* _WORKING DATA_
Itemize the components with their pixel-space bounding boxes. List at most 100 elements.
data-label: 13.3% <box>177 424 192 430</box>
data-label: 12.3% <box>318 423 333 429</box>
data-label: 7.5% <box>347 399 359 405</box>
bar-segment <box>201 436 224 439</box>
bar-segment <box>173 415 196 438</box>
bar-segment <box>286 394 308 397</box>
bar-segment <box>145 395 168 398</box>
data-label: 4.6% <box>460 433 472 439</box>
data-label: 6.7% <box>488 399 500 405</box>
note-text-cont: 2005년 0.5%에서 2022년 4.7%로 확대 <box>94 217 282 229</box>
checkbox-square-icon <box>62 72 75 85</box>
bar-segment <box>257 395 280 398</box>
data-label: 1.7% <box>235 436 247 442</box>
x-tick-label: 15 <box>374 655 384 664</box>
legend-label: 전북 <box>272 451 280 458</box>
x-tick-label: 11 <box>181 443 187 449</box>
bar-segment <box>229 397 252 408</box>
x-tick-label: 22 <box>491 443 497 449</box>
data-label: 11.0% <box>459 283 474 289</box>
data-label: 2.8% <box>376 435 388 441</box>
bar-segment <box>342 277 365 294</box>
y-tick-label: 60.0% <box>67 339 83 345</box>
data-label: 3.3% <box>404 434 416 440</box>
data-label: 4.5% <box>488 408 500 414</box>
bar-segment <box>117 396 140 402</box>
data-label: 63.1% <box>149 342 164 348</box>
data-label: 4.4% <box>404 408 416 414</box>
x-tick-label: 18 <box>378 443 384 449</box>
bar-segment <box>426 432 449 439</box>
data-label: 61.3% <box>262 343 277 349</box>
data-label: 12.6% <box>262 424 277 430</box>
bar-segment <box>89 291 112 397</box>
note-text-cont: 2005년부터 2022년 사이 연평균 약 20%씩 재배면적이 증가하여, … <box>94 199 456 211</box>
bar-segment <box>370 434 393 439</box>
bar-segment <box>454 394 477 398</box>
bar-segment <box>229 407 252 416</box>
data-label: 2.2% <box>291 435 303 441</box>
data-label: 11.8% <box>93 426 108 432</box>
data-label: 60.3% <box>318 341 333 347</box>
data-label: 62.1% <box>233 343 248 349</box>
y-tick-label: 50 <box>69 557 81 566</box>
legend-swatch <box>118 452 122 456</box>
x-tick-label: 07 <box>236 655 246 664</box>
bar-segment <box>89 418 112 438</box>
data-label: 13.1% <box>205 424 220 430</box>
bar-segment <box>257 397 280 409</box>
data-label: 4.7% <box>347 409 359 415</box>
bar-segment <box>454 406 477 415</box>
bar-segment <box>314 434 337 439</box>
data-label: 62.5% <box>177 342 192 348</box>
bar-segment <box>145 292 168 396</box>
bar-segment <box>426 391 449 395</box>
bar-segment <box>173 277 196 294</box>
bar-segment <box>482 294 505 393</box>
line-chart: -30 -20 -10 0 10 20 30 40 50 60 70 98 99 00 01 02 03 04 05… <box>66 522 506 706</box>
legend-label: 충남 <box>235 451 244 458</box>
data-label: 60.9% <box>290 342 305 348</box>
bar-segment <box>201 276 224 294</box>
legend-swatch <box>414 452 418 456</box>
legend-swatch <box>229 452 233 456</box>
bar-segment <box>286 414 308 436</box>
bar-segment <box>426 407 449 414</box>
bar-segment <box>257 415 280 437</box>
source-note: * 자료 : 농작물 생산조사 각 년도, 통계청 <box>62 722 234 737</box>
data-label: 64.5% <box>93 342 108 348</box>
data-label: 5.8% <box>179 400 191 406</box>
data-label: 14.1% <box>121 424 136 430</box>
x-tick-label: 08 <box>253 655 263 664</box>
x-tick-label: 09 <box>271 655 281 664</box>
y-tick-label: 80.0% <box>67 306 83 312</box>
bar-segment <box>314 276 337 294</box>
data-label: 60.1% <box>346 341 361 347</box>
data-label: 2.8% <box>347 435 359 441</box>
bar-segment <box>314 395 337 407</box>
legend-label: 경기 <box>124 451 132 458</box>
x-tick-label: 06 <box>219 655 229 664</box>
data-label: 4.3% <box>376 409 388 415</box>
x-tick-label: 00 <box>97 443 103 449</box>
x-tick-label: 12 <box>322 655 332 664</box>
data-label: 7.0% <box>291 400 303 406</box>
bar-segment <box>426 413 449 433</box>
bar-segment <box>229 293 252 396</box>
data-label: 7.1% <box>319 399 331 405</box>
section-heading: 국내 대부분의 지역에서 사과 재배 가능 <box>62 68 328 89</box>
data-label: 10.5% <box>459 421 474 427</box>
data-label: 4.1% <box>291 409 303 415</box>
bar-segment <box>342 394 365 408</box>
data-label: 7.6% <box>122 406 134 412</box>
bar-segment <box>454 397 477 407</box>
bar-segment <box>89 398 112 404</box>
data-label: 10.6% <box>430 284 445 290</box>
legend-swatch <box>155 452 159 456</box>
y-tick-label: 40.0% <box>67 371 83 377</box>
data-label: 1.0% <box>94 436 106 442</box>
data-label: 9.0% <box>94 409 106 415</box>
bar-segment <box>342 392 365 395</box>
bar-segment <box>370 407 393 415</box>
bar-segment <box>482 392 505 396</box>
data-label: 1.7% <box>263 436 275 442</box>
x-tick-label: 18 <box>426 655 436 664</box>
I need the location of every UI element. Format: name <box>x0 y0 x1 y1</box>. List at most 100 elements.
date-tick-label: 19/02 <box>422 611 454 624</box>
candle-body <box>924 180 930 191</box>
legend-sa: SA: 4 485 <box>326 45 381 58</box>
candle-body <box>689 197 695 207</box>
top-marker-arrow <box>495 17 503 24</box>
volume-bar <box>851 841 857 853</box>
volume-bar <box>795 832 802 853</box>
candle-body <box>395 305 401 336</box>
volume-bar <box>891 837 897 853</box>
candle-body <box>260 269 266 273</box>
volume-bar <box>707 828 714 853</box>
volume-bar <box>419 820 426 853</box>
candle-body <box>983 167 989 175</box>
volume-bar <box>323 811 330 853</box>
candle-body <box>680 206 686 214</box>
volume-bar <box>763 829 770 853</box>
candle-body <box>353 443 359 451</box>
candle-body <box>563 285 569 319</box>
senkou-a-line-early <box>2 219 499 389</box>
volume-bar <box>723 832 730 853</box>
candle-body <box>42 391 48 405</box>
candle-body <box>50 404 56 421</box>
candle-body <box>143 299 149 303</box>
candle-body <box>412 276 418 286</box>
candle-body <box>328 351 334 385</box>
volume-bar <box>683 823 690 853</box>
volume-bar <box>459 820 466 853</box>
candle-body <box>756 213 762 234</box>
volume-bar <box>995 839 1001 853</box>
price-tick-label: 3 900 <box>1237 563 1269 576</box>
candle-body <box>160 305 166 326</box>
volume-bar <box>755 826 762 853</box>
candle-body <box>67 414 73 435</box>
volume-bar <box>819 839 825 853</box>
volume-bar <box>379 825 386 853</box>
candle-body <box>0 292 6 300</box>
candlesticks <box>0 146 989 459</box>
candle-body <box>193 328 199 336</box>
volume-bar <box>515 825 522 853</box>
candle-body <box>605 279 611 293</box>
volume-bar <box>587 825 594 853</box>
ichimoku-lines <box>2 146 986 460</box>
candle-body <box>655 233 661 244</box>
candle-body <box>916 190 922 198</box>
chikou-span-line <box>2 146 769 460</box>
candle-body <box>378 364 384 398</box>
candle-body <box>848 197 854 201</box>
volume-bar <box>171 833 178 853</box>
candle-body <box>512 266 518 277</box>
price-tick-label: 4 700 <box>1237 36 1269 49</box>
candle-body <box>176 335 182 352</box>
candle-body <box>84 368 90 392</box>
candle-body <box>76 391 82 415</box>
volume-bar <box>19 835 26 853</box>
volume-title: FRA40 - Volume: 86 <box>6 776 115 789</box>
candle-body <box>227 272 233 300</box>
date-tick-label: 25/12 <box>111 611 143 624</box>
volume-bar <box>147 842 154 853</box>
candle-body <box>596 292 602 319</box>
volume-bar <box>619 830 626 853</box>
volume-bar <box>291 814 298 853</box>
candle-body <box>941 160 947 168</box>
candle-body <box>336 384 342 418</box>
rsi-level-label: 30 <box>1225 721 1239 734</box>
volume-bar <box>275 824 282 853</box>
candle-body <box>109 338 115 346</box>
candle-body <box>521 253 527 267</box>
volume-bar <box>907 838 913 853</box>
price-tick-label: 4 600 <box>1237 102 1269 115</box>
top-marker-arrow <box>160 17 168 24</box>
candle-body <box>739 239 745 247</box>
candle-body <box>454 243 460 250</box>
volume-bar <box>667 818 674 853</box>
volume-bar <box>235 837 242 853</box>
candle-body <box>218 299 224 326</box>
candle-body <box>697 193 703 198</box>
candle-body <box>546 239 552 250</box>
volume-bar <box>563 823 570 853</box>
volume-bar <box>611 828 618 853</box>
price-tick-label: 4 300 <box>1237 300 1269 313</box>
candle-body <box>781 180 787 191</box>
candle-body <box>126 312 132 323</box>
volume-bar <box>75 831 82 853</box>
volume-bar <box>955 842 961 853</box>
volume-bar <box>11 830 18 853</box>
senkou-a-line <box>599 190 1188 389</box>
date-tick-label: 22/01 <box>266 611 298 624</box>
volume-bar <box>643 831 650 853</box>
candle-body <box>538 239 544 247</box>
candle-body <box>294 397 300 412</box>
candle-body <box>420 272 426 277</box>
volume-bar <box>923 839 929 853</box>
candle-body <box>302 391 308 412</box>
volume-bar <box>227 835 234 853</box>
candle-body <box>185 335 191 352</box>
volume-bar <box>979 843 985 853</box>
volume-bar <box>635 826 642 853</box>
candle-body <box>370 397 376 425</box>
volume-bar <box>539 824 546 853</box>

* _EXERCISE AIM_
Copy the records word for word, from their first line through the line that contains "data-label: 3.3% <box>404 434 416 440</box>", and include that line.

* _SOLUTION FOR THIS EXERCISE_
Itemize the components with their pixel-space bounding boxes. List at most 100 elements.
data-label: 13.3% <box>177 424 192 430</box>
data-label: 12.3% <box>318 423 333 429</box>
data-label: 7.5% <box>347 399 359 405</box>
bar-segment <box>201 436 224 439</box>
bar-segment <box>173 415 196 438</box>
bar-segment <box>286 394 308 397</box>
bar-segment <box>145 395 168 398</box>
data-label: 4.6% <box>460 433 472 439</box>
data-label: 6.7% <box>488 399 500 405</box>
note-text-cont: 2005년 0.5%에서 2022년 4.7%로 확대 <box>94 217 282 229</box>
checkbox-square-icon <box>62 72 75 85</box>
bar-segment <box>257 395 280 398</box>
data-label: 1.7% <box>235 436 247 442</box>
x-tick-label: 15 <box>374 655 384 664</box>
legend-label: 전북 <box>272 451 280 458</box>
x-tick-label: 11 <box>181 443 187 449</box>
bar-segment <box>229 397 252 408</box>
x-tick-label: 22 <box>491 443 497 449</box>
data-label: 11.0% <box>459 283 474 289</box>
data-label: 2.8% <box>376 435 388 441</box>
bar-segment <box>342 277 365 294</box>
y-tick-label: 60.0% <box>67 339 83 345</box>
data-label: 3.3% <box>404 434 416 440</box>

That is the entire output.